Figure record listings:
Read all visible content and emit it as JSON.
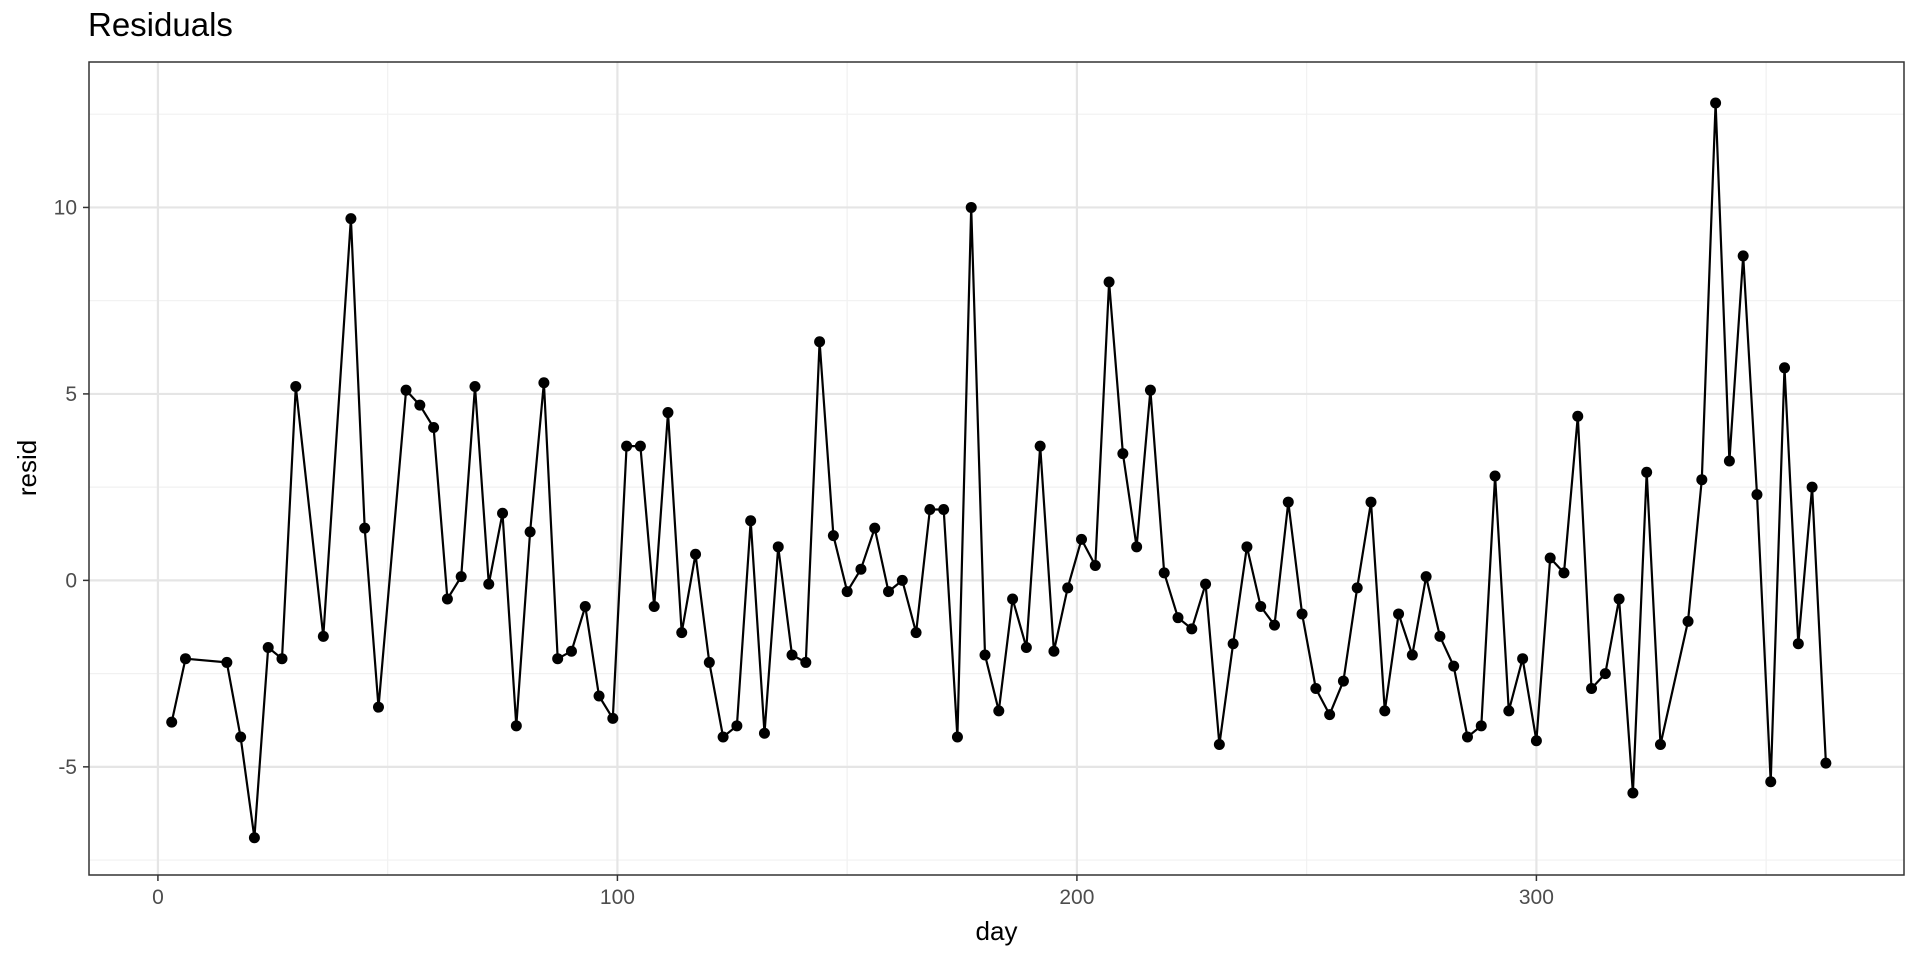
{
  "chart_data": {
    "type": "line",
    "title": "Residuals",
    "xlabel": "day",
    "ylabel": "resid",
    "xlim": [
      -15,
      380
    ],
    "ylim": [
      -7.9,
      13.9
    ],
    "x_ticks": [
      0,
      100,
      200,
      300
    ],
    "x_tick_labels": [
      "0",
      "100",
      "200",
      "300"
    ],
    "y_ticks": [
      -5,
      0,
      5,
      10
    ],
    "y_tick_labels": [
      "-5",
      "0",
      "5",
      "10"
    ],
    "grid": true,
    "markers": true,
    "colors": {
      "line": "#000000",
      "point": "#000000",
      "grid_major": "#e5e5e5",
      "grid_minor": "#f1f1f1",
      "panel_border": "#333333"
    },
    "series": [
      {
        "x": [
          3,
          6,
          15,
          18,
          21,
          24,
          27,
          30,
          36,
          42,
          45,
          48,
          54,
          57,
          60,
          63,
          66,
          69,
          72,
          75,
          78,
          81,
          84,
          87,
          90,
          93,
          96,
          99,
          102,
          105,
          108,
          111,
          114,
          117,
          120,
          123,
          126,
          129,
          132,
          135,
          138,
          141,
          144,
          147,
          150,
          153,
          156,
          159,
          162,
          165,
          168,
          171,
          174,
          177,
          180,
          183,
          186,
          189,
          192,
          195,
          198,
          201,
          204,
          207,
          210,
          213,
          216,
          219,
          222,
          225,
          228,
          231,
          234,
          237,
          240,
          243,
          246,
          249,
          252,
          255,
          258,
          261,
          264,
          267,
          270,
          273,
          276,
          279,
          282,
          285,
          288,
          291,
          294,
          297,
          300,
          303,
          306,
          309,
          312,
          315,
          318,
          321,
          324,
          327,
          333,
          336,
          339,
          342,
          345,
          348,
          351,
          354,
          357,
          360,
          363
        ],
        "y": [
          -3.8,
          -2.1,
          -2.2,
          -4.2,
          -6.9,
          -1.8,
          -2.1,
          5.2,
          -1.5,
          9.7,
          1.4,
          -3.4,
          5.1,
          4.7,
          4.1,
          -0.5,
          0.1,
          5.2,
          -0.1,
          1.8,
          -3.9,
          1.3,
          5.3,
          -2.1,
          -1.9,
          -0.7,
          -3.1,
          -3.7,
          3.6,
          3.6,
          -0.7,
          4.5,
          -1.4,
          0.7,
          -2.2,
          -4.2,
          -3.9,
          1.6,
          -4.1,
          0.9,
          -2.0,
          -2.2,
          6.4,
          1.2,
          -0.3,
          0.3,
          1.4,
          -0.3,
          0.0,
          -1.4,
          1.9,
          1.9,
          -4.2,
          10.0,
          -2.0,
          -3.5,
          -0.5,
          -1.8,
          3.6,
          -1.9,
          -0.2,
          1.1,
          0.4,
          8.0,
          3.4,
          0.9,
          5.1,
          0.2,
          -1.0,
          -1.3,
          -0.1,
          -4.4,
          -1.7,
          0.9,
          -0.7,
          -1.2,
          2.1,
          -0.9,
          -2.9,
          -3.6,
          -2.7,
          -0.2,
          2.1,
          -3.5,
          -0.9,
          -2.0,
          0.1,
          -1.5,
          -2.3,
          -4.2,
          -3.9,
          2.8,
          -3.5,
          -2.1,
          -4.3,
          0.6,
          0.2,
          4.4,
          -2.9,
          -2.5,
          -0.5,
          -5.7,
          2.9,
          -4.4,
          -1.1,
          2.7,
          12.8,
          3.2,
          8.7,
          2.3,
          -5.4,
          5.7,
          -1.7,
          2.5,
          -4.9
        ]
      }
    ]
  }
}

EXERCISE >> All the lines above are to be given again exactly as they read, with the pictures removed.

CORRECT OUTPUT >>
Read all visible content and emit it as JSON.
{
  "chart_data": {
    "type": "line",
    "title": "Residuals",
    "xlabel": "day",
    "ylabel": "resid",
    "xlim": [
      -15,
      380
    ],
    "ylim": [
      -7.9,
      13.9
    ],
    "x_ticks": [
      0,
      100,
      200,
      300
    ],
    "x_tick_labels": [
      "0",
      "100",
      "200",
      "300"
    ],
    "y_ticks": [
      -5,
      0,
      5,
      10
    ],
    "y_tick_labels": [
      "-5",
      "0",
      "5",
      "10"
    ],
    "grid": true,
    "markers": true,
    "colors": {
      "line": "#000000",
      "point": "#000000",
      "grid_major": "#e5e5e5",
      "grid_minor": "#f1f1f1",
      "panel_border": "#333333"
    },
    "series": [
      {
        "x": [
          3,
          6,
          15,
          18,
          21,
          24,
          27,
          30,
          36,
          42,
          45,
          48,
          54,
          57,
          60,
          63,
          66,
          69,
          72,
          75,
          78,
          81,
          84,
          87,
          90,
          93,
          96,
          99,
          102,
          105,
          108,
          111,
          114,
          117,
          120,
          123,
          126,
          129,
          132,
          135,
          138,
          141,
          144,
          147,
          150,
          153,
          156,
          159,
          162,
          165,
          168,
          171,
          174,
          177,
          180,
          183,
          186,
          189,
          192,
          195,
          198,
          201,
          204,
          207,
          210,
          213,
          216,
          219,
          222,
          225,
          228,
          231,
          234,
          237,
          240,
          243,
          246,
          249,
          252,
          255,
          258,
          261,
          264,
          267,
          270,
          273,
          276,
          279,
          282,
          285,
          288,
          291,
          294,
          297,
          300,
          303,
          306,
          309,
          312,
          315,
          318,
          321,
          324,
          327,
          333,
          336,
          339,
          342,
          345,
          348,
          351,
          354,
          357,
          360,
          363
        ],
        "y": [
          -3.8,
          -2.1,
          -2.2,
          -4.2,
          -6.9,
          -1.8,
          -2.1,
          5.2,
          -1.5,
          9.7,
          1.4,
          -3.4,
          5.1,
          4.7,
          4.1,
          -0.5,
          0.1,
          5.2,
          -0.1,
          1.8,
          -3.9,
          1.3,
          5.3,
          -2.1,
          -1.9,
          -0.7,
          -3.1,
          -3.7,
          3.6,
          3.6,
          -0.7,
          4.5,
          -1.4,
          0.7,
          -2.2,
          -4.2,
          -3.9,
          1.6,
          -4.1,
          0.9,
          -2.0,
          -2.2,
          6.4,
          1.2,
          -0.3,
          0.3,
          1.4,
          -0.3,
          0.0,
          -1.4,
          1.9,
          1.9,
          -4.2,
          10.0,
          -2.0,
          -3.5,
          -0.5,
          -1.8,
          3.6,
          -1.9,
          -0.2,
          1.1,
          0.4,
          8.0,
          3.4,
          0.9,
          5.1,
          0.2,
          -1.0,
          -1.3,
          -0.1,
          -4.4,
          -1.7,
          0.9,
          -0.7,
          -1.2,
          2.1,
          -0.9,
          -2.9,
          -3.6,
          -2.7,
          -0.2,
          2.1,
          -3.5,
          -0.9,
          -2.0,
          0.1,
          -1.5,
          -2.3,
          -4.2,
          -3.9,
          2.8,
          -3.5,
          -2.1,
          -4.3,
          0.6,
          0.2,
          4.4,
          -2.9,
          -2.5,
          -0.5,
          -5.7,
          2.9,
          -4.4,
          -1.1,
          2.7,
          12.8,
          3.2,
          8.7,
          2.3,
          -5.4,
          5.7,
          -1.7,
          2.5,
          -4.9
        ]
      }
    ]
  }
}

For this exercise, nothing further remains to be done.